Extracted data entries

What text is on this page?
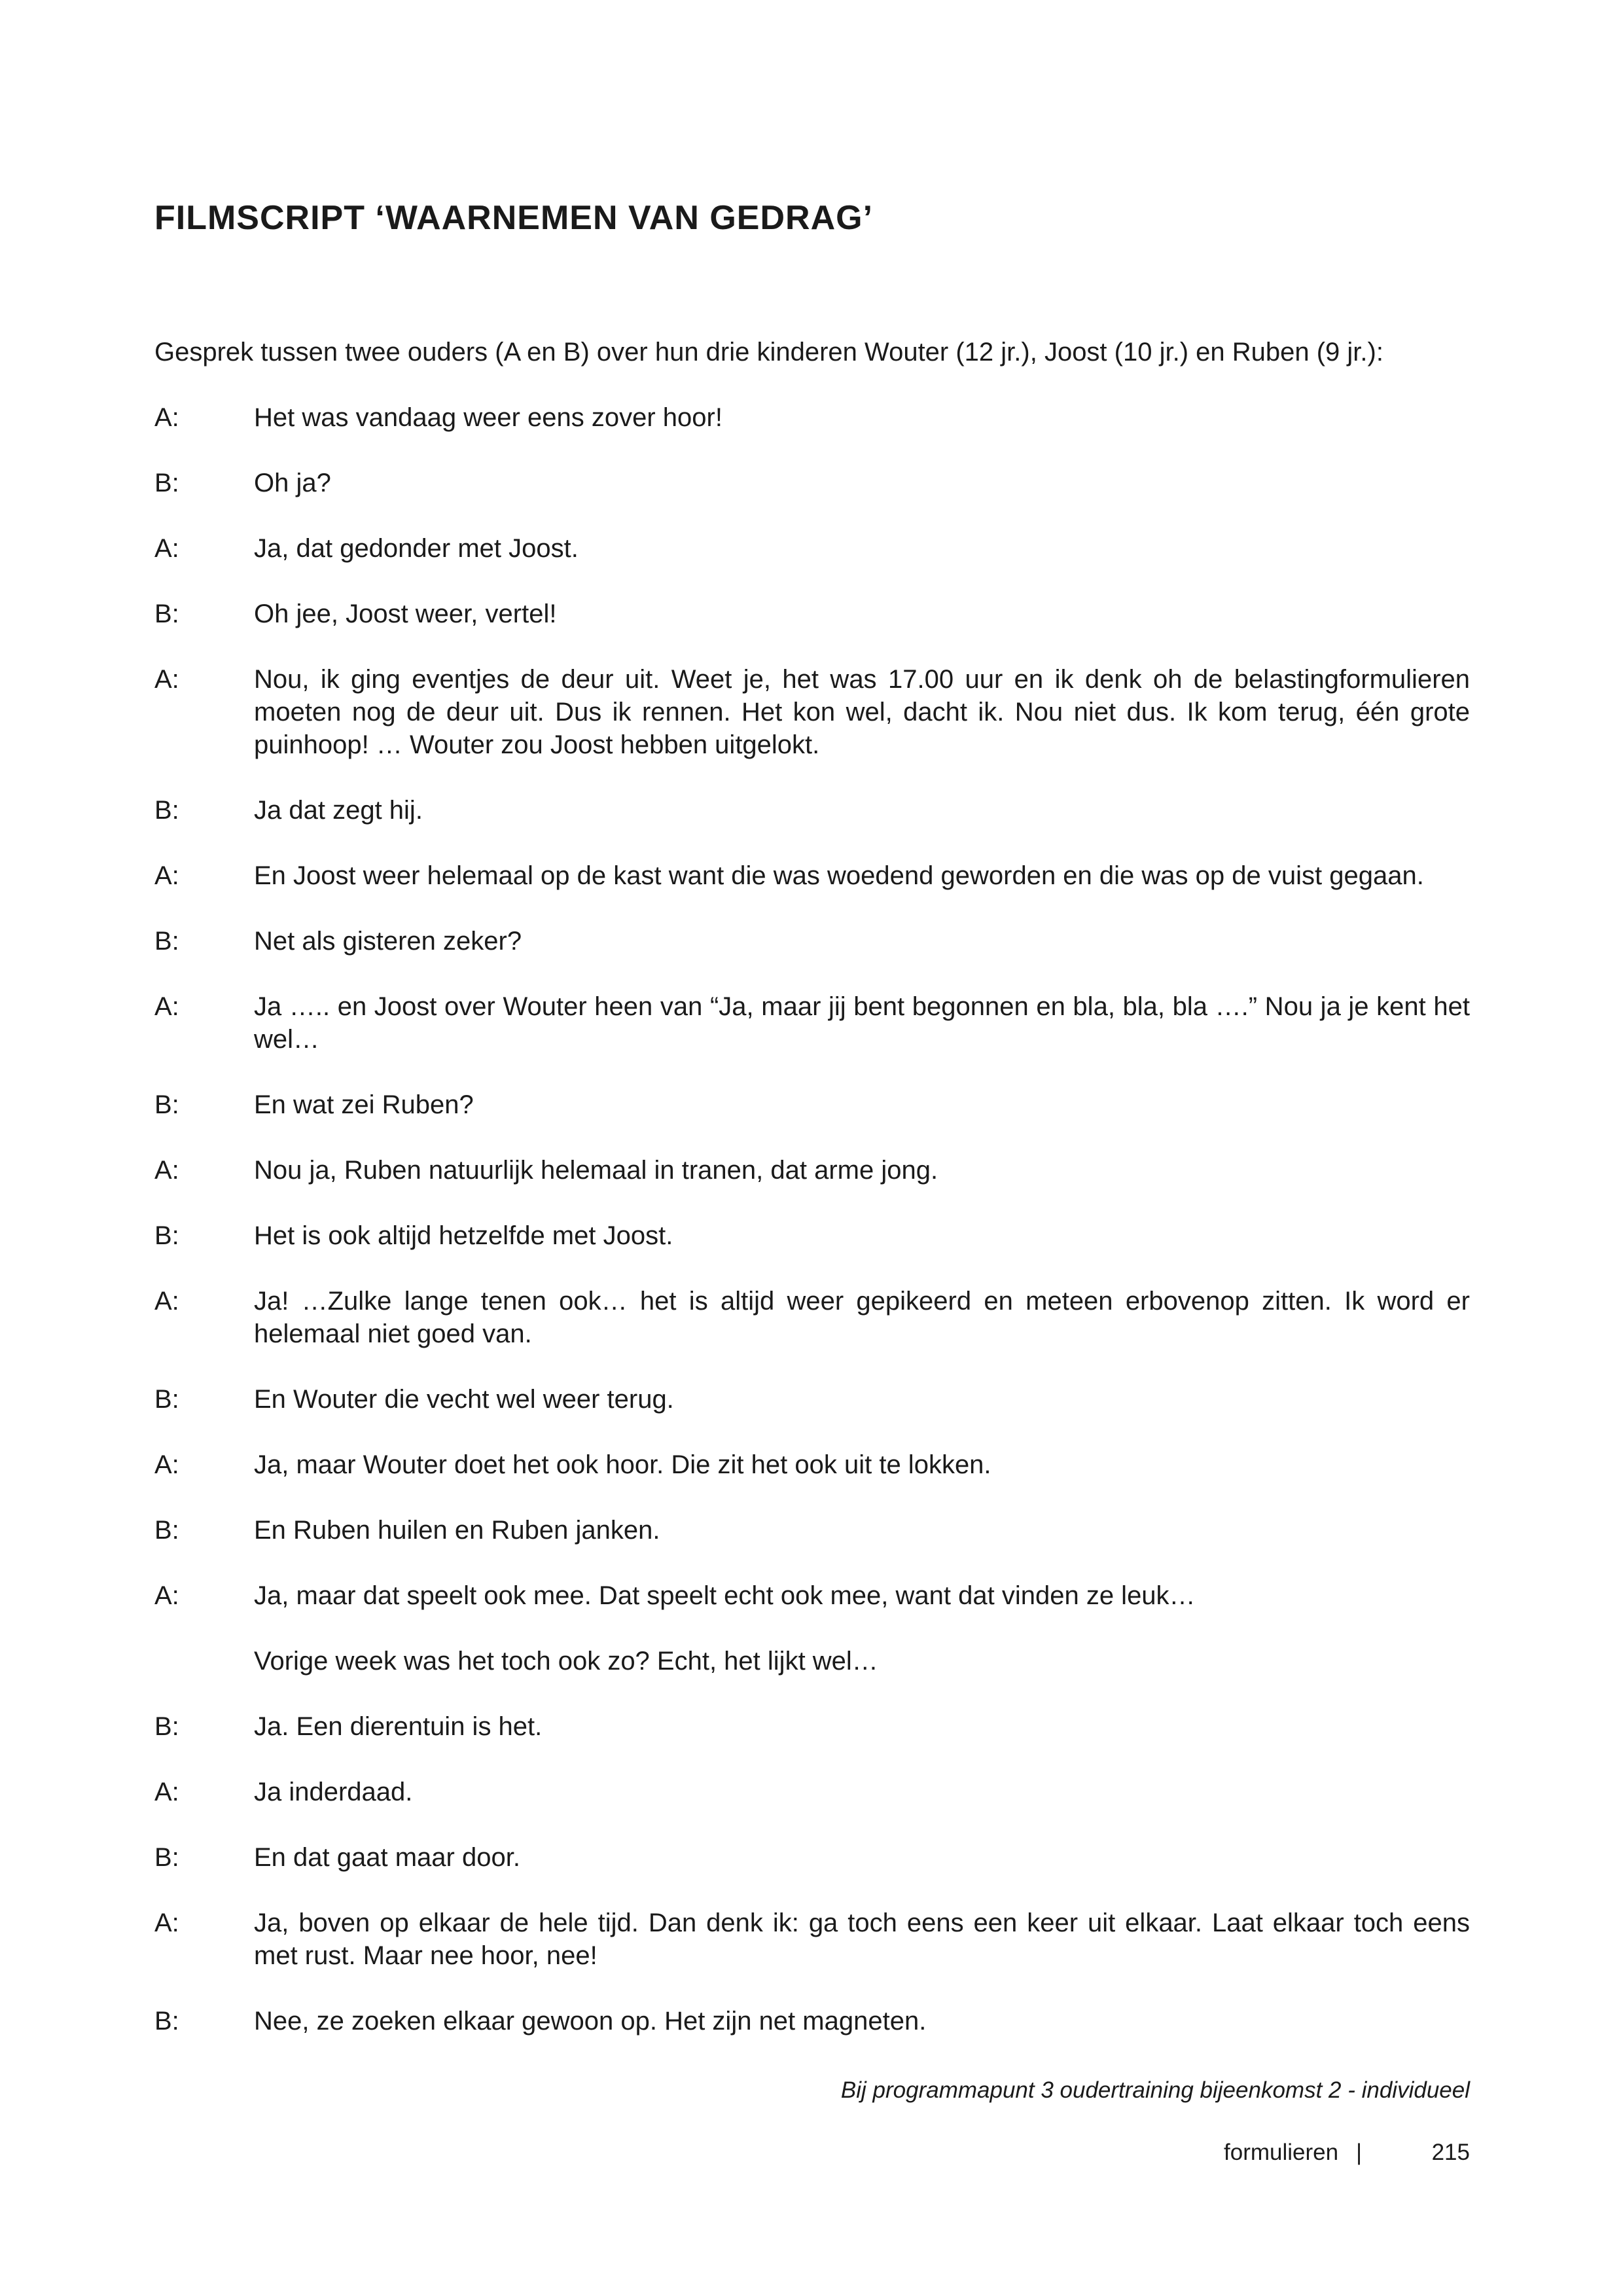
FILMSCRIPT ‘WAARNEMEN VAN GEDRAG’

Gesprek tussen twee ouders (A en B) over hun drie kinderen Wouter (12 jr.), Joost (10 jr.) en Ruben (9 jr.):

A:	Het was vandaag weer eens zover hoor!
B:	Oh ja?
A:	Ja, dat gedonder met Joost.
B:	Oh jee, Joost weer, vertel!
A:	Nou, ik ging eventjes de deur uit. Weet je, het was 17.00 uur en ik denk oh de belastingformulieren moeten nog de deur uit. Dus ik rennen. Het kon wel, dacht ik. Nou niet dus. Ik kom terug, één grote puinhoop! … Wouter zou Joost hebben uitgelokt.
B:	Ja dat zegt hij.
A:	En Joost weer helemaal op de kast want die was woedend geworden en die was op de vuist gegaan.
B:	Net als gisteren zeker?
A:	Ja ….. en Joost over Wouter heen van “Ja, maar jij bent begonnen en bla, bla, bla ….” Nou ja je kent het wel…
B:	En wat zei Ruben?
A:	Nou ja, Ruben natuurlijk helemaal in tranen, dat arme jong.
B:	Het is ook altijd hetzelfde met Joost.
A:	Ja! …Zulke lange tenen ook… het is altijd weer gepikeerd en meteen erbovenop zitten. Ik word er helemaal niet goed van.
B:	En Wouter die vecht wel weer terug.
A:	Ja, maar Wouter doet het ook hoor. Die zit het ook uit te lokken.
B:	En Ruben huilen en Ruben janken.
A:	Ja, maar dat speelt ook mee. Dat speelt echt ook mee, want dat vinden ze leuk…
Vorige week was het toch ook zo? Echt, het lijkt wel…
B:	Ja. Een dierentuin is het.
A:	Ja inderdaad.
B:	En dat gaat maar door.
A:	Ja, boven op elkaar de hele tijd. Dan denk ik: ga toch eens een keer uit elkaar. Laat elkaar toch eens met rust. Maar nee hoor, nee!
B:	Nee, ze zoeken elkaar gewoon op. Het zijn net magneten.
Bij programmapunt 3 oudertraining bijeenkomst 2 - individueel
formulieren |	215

--

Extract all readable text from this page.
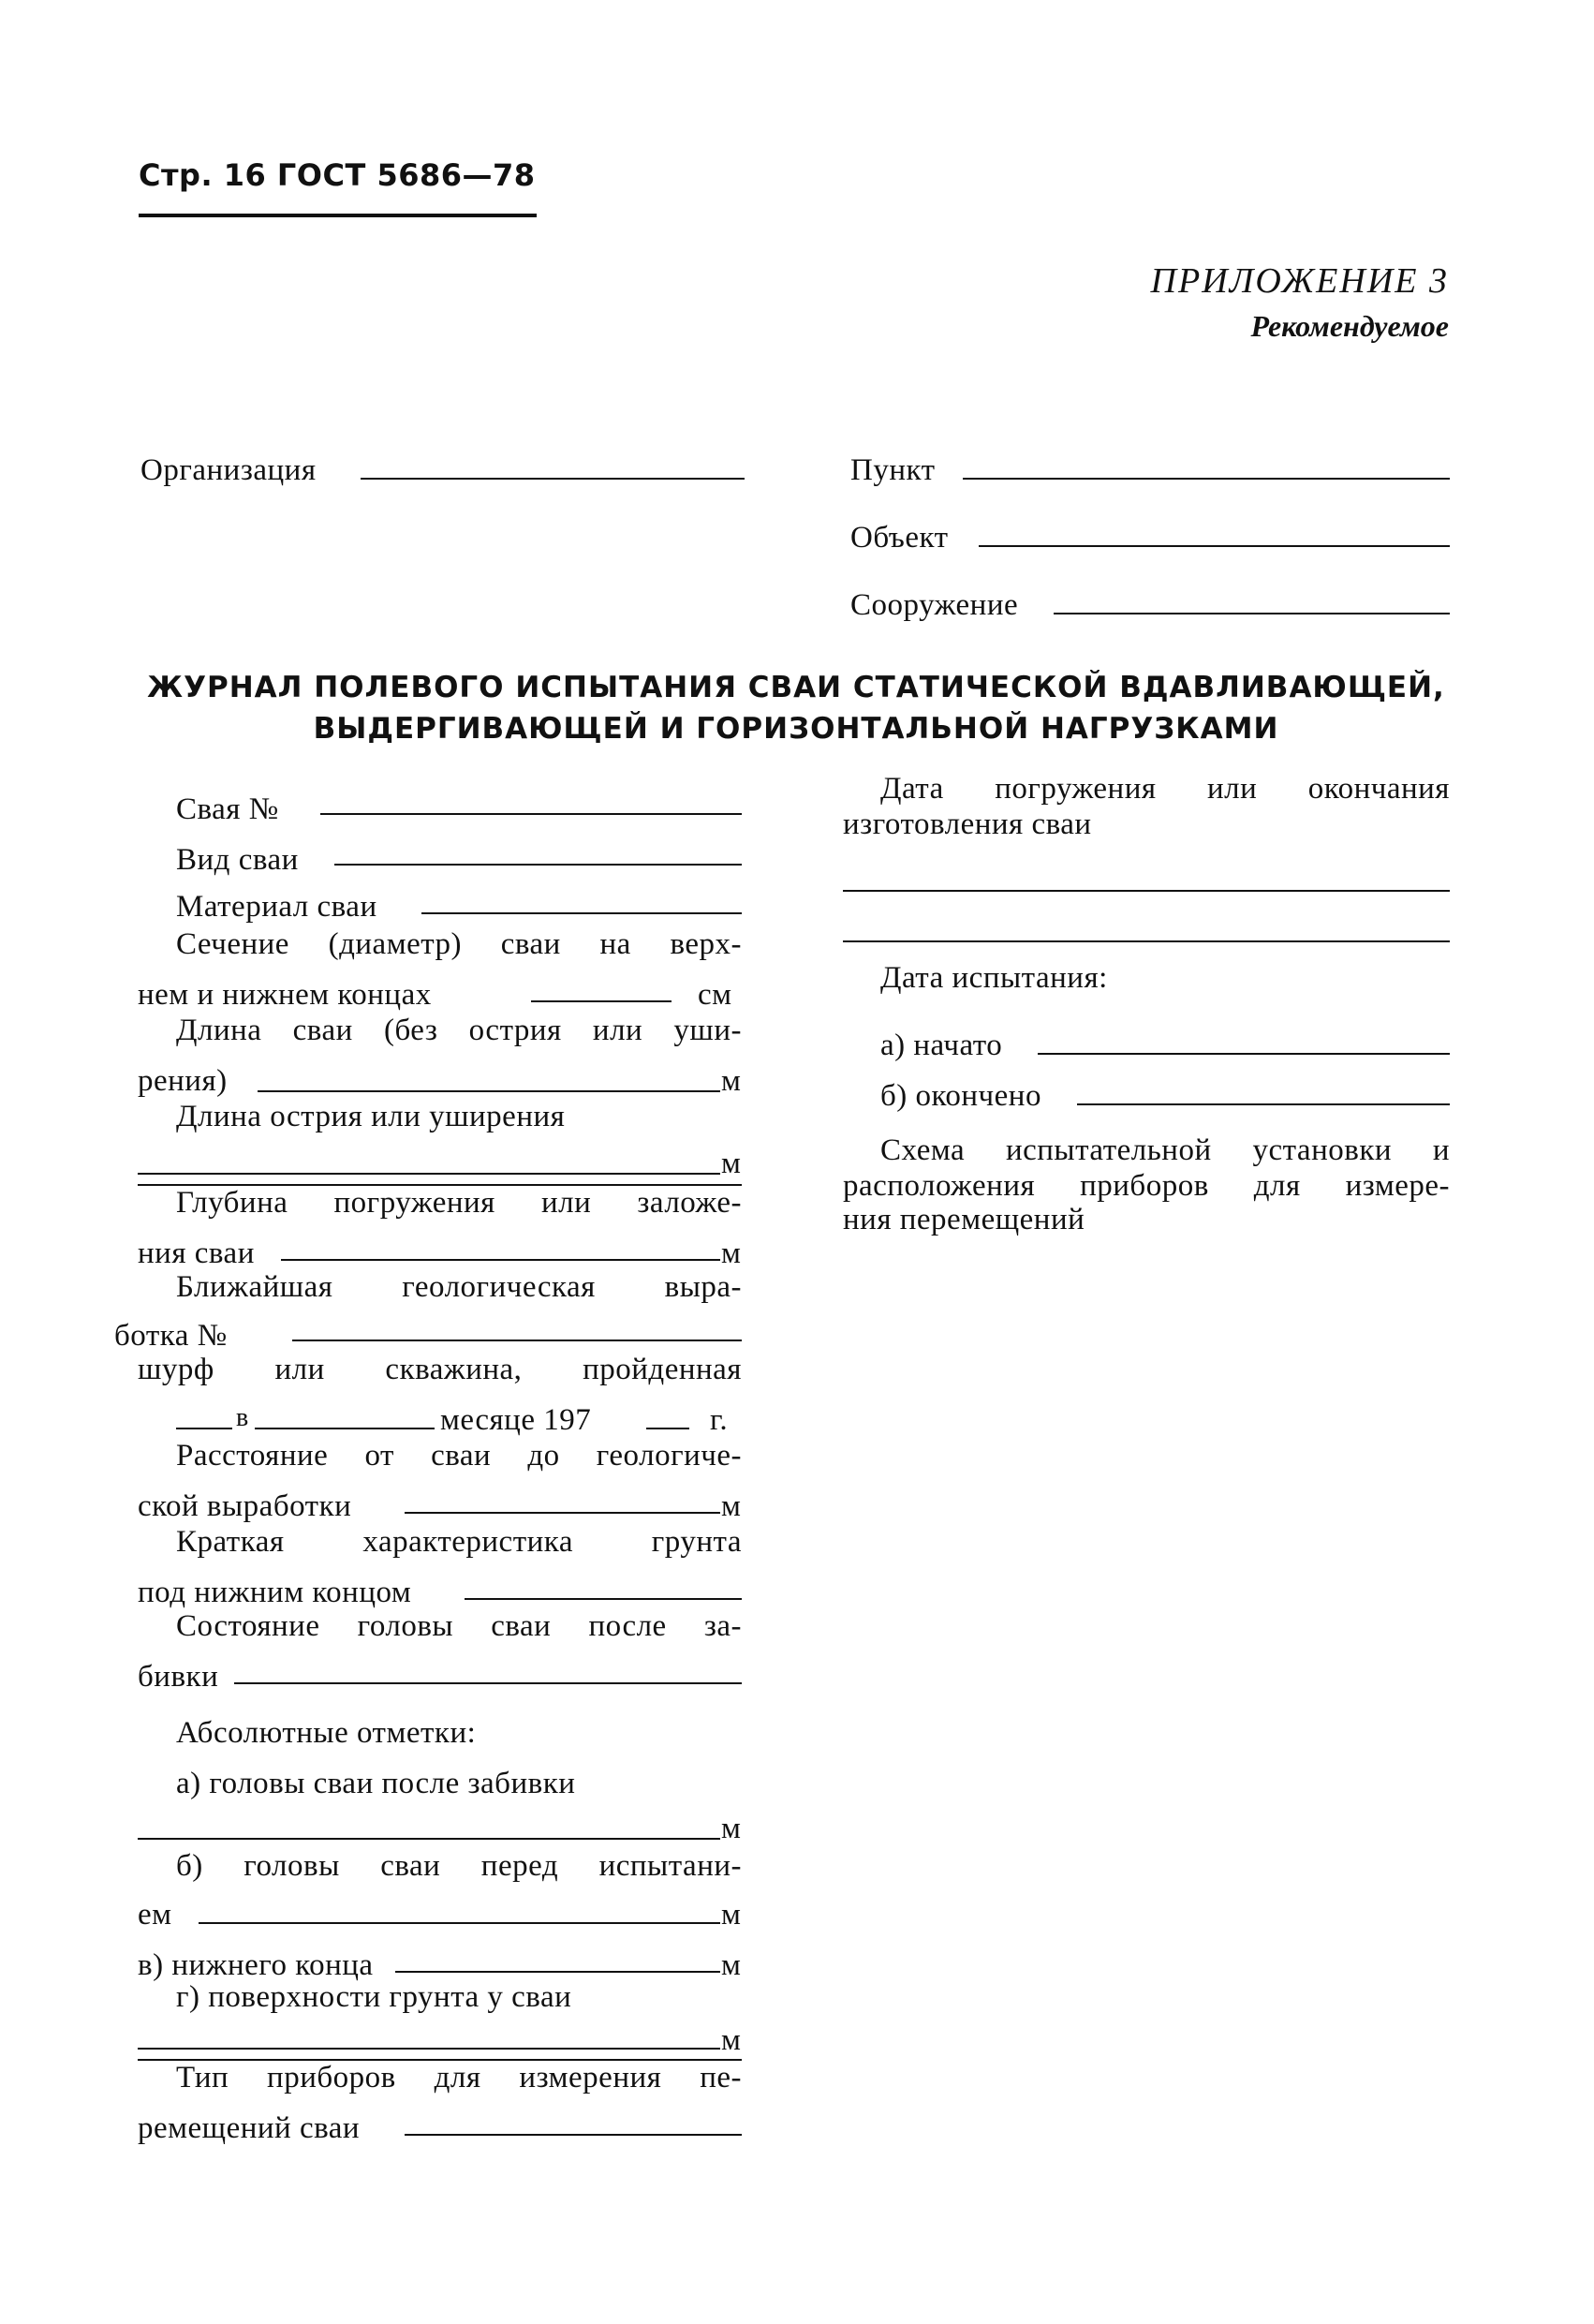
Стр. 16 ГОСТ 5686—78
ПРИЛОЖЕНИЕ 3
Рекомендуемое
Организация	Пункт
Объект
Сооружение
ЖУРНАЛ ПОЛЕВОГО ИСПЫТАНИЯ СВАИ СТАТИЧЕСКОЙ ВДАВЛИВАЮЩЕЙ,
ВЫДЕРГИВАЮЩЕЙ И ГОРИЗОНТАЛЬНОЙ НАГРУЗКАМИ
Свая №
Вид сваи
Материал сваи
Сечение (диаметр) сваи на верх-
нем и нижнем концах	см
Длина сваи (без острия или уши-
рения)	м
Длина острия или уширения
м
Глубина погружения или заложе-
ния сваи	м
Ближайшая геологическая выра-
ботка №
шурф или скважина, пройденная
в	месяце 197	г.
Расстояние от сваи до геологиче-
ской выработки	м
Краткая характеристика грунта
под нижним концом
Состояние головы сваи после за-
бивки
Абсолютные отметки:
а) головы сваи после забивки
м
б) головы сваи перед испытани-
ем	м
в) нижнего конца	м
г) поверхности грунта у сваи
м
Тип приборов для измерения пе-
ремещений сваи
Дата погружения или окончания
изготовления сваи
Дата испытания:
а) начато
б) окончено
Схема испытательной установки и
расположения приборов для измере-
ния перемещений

▶ **Your task**: In the entries above, locate every line with the word "text" and copy it.

▶ **The reply**:
What text is on this page?
Extract all readable text from this page.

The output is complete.